Try it:
If a record holds a picture, leave the picture out; return everything else exactly.
====== Working data ======
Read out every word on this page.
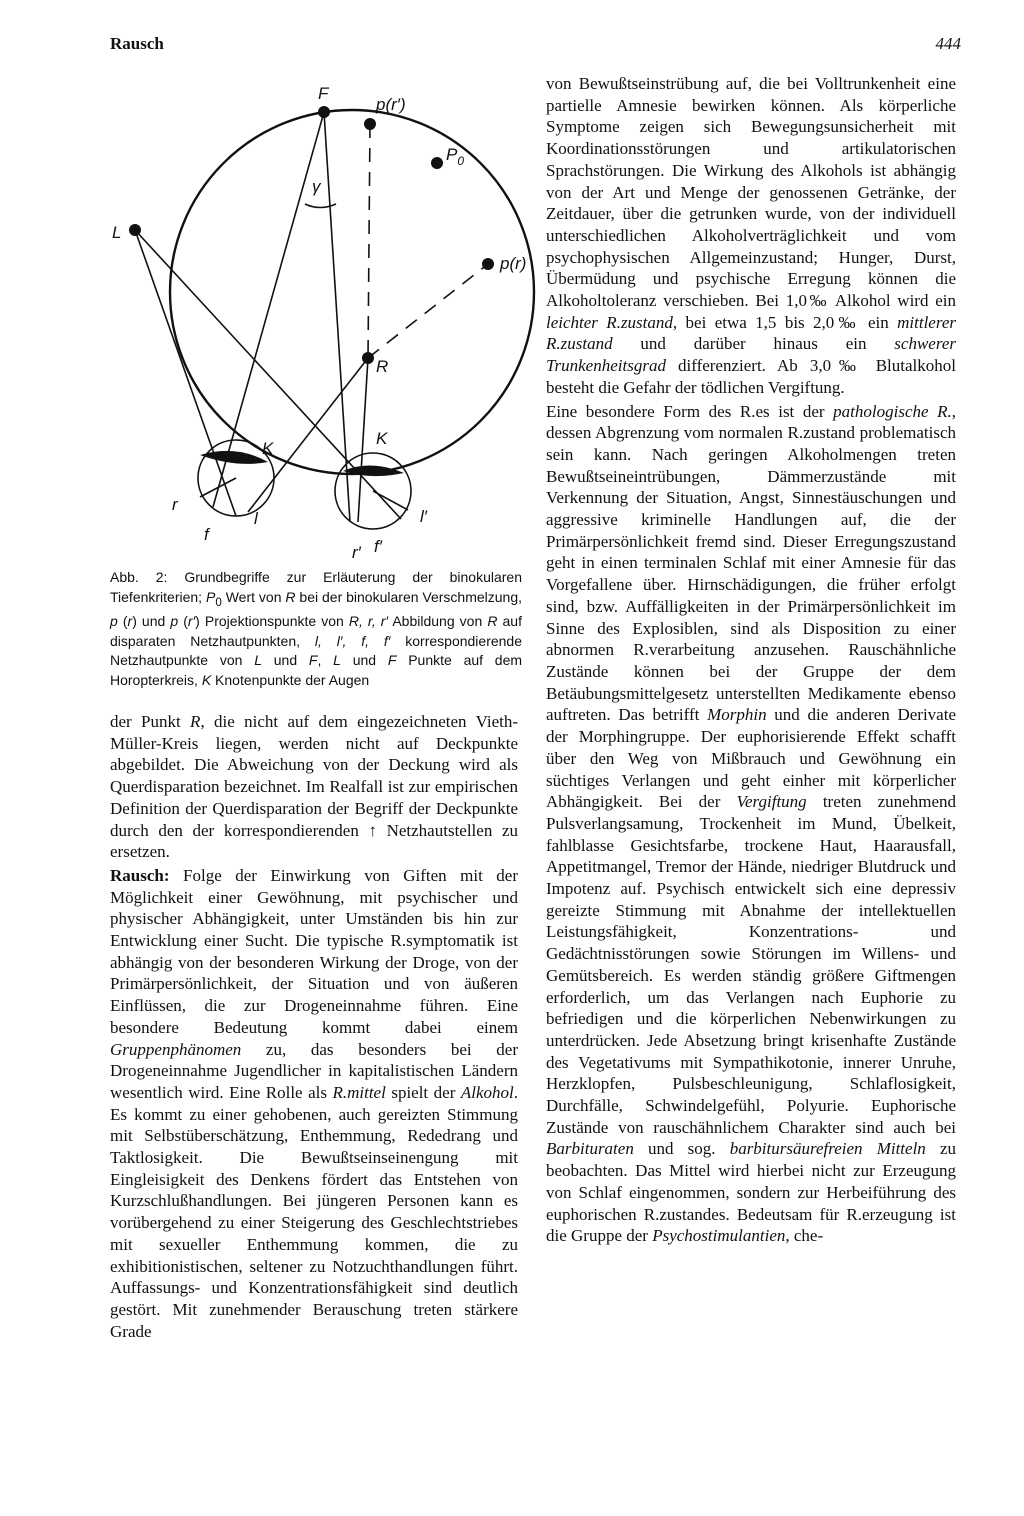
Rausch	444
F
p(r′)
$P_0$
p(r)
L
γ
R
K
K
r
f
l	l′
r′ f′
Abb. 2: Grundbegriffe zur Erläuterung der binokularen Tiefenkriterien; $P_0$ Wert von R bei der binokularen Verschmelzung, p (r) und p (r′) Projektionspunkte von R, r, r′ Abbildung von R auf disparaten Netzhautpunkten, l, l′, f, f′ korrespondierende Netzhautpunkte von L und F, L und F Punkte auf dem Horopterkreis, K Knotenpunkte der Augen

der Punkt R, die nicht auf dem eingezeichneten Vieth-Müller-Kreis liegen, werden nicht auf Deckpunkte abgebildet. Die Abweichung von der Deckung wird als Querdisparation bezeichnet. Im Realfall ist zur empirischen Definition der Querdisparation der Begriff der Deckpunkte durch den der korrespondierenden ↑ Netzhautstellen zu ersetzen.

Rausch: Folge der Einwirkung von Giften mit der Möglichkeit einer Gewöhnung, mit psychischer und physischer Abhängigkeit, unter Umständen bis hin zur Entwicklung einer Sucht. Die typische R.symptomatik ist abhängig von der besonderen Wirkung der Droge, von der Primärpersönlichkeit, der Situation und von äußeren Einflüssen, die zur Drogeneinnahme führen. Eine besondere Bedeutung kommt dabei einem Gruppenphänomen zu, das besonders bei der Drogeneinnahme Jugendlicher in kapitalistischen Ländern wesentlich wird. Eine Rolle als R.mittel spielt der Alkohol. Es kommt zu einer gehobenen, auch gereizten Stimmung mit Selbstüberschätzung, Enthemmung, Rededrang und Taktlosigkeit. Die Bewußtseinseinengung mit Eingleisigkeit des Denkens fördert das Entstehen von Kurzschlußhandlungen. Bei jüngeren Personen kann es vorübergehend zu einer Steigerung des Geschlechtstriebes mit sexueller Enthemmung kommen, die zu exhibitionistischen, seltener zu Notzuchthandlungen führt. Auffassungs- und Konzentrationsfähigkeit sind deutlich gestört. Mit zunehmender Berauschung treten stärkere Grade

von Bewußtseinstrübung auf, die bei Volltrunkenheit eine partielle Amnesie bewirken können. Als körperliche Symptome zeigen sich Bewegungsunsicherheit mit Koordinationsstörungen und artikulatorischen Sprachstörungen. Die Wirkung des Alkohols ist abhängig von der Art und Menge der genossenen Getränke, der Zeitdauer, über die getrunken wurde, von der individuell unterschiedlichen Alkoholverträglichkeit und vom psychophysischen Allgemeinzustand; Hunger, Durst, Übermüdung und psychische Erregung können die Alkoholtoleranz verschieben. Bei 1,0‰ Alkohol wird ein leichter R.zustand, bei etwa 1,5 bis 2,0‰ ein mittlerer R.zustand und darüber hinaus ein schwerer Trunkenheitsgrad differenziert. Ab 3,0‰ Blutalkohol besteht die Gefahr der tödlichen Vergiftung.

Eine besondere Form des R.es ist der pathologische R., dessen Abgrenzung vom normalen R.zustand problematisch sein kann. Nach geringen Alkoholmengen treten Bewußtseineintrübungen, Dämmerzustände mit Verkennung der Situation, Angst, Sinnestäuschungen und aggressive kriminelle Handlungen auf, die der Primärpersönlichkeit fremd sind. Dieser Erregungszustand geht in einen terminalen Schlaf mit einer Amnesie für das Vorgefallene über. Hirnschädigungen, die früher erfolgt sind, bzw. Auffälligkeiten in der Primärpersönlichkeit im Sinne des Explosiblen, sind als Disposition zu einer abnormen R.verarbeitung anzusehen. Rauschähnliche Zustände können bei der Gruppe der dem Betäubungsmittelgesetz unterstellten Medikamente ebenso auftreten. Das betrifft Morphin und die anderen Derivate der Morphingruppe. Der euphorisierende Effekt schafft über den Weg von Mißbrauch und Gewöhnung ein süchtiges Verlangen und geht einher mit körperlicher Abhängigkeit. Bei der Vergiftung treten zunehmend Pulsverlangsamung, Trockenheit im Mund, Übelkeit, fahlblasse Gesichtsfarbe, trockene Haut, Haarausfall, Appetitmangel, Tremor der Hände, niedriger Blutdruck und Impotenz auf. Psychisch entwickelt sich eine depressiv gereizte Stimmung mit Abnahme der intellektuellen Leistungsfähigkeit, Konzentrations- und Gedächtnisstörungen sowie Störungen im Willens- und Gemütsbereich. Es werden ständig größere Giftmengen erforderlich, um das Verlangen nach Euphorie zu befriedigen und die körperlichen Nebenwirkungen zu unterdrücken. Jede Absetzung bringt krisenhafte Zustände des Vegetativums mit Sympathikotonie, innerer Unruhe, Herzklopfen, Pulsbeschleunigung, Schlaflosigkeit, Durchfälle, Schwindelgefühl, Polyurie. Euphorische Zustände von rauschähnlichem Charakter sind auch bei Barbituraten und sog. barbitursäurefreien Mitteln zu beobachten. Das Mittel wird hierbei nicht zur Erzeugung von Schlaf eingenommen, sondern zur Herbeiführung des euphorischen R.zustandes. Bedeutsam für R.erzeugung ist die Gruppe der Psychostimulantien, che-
======
Exercise output:
Read out every word on this page.
Rausch	444
F
p(r′)
$P_0$
p(r)
L
γ
R
K
K
r
f
l	l′
r′ f′
Abb. 2: Grundbegriffe zur Erläuterung der binokularen Tiefenkriterien; $P_0$ Wert von R bei der binokularen Verschmelzung, p (r) und p (r′) Projektionspunkte von R, r, r′ Abbildung von R auf disparaten Netzhautpunkten, l, l′, f, f′ korrespondierende Netzhautpunkte von L und F, L und F Punkte auf dem Horopterkreis, K Knotenpunkte der Augen

der Punkt R, die nicht auf dem eingezeichneten Vieth-Müller-Kreis liegen, werden nicht auf Deckpunkte abgebildet. Die Abweichung von der Deckung wird als Querdisparation bezeichnet. Im Realfall ist zur empirischen Definition der Querdisparation der Begriff der Deckpunkte durch den der korrespondierenden ↑ Netzhautstellen zu ersetzen.

Rausch: Folge der Einwirkung von Giften mit der Möglichkeit einer Gewöhnung, mit psychischer und physischer Abhängigkeit, unter Umständen bis hin zur Entwicklung einer Sucht. Die typische R.symptomatik ist abhängig von der besonderen Wirkung der Droge, von der Primärpersönlichkeit, der Situation und von äußeren Einflüssen, die zur Drogeneinnahme führen. Eine besondere Bedeutung kommt dabei einem Gruppenphänomen zu, das besonders bei der Drogeneinnahme Jugendlicher in kapitalistischen Ländern wesentlich wird. Eine Rolle als R.mittel spielt der Alkohol. Es kommt zu einer gehobenen, auch gereizten Stimmung mit Selbstüberschätzung, Enthemmung, Rededrang und Taktlosigkeit. Die Bewußtseinseinengung mit Eingleisigkeit des Denkens fördert das Entstehen von Kurzschlußhandlungen. Bei jüngeren Personen kann es vorübergehend zu einer Steigerung des Geschlechtstriebes mit sexueller Enthemmung kommen, die zu exhibitionistischen, seltener zu Notzuchthandlungen führt. Auffassungs- und Konzentrationsfähigkeit sind deutlich gestört. Mit zunehmender Berauschung treten stärkere Grade

von Bewußtseinstrübung auf, die bei Volltrunkenheit eine partielle Amnesie bewirken können. Als körperliche Symptome zeigen sich Bewegungsunsicherheit mit Koordinationsstörungen und artikulatorischen Sprachstörungen. Die Wirkung des Alkohols ist abhängig von der Art und Menge der genossenen Getränke, der Zeitdauer, über die getrunken wurde, von der individuell unterschiedlichen Alkoholverträglichkeit und vom psychophysischen Allgemeinzustand; Hunger, Durst, Übermüdung und psychische Erregung können die Alkoholtoleranz verschieben. Bei 1,0‰ Alkohol wird ein leichter R.zustand, bei etwa 1,5 bis 2,0‰ ein mittlerer R.zustand und darüber hinaus ein schwerer Trunkenheitsgrad differenziert. Ab 3,0‰ Blutalkohol besteht die Gefahr der tödlichen Vergiftung.

Eine besondere Form des R.es ist der pathologische R., dessen Abgrenzung vom normalen R.zustand problematisch sein kann. Nach geringen Alkoholmengen treten Bewußtseineintrübungen, Dämmerzustände mit Verkennung der Situation, Angst, Sinnestäuschungen und aggressive kriminelle Handlungen auf, die der Primärpersönlichkeit fremd sind. Dieser Erregungszustand geht in einen terminalen Schlaf mit einer Amnesie für das Vorgefallene über. Hirnschädigungen, die früher erfolgt sind, bzw. Auffälligkeiten in der Primärpersönlichkeit im Sinne des Explosiblen, sind als Disposition zu einer abnormen R.verarbeitung anzusehen. Rauschähnliche Zustände können bei der Gruppe der dem Betäubungsmittelgesetz unterstellten Medikamente ebenso auftreten. Das betrifft Morphin und die anderen Derivate der Morphingruppe. Der euphorisierende Effekt schafft über den Weg von Mißbrauch und Gewöhnung ein süchtiges Verlangen und geht einher mit körperlicher Abhängigkeit. Bei der Vergiftung treten zunehmend Pulsverlangsamung, Trockenheit im Mund, Übelkeit, fahlblasse Gesichtsfarbe, trockene Haut, Haarausfall, Appetitmangel, Tremor der Hände, niedriger Blutdruck und Impotenz auf. Psychisch entwickelt sich eine depressiv gereizte Stimmung mit Abnahme der intellektuellen Leistungsfähigkeit, Konzentrations- und Gedächtnisstörungen sowie Störungen im Willens- und Gemütsbereich. Es werden ständig größere Giftmengen erforderlich, um das Verlangen nach Euphorie zu befriedigen und die körperlichen Nebenwirkungen zu unterdrücken. Jede Absetzung bringt krisenhafte Zustände des Vegetativums mit Sympathikotonie, innerer Unruhe, Herzklopfen, Pulsbeschleunigung, Schlaflosigkeit, Durchfälle, Schwindelgefühl, Polyurie. Euphorische Zustände von rauschähnlichem Charakter sind auch bei Barbituraten und sog. barbitursäurefreien Mitteln zu beobachten. Das Mittel wird hierbei nicht zur Erzeugung von Schlaf eingenommen, sondern zur Herbeiführung des euphorischen R.zustandes. Bedeutsam für R.erzeugung ist die Gruppe der Psychostimulantien, che-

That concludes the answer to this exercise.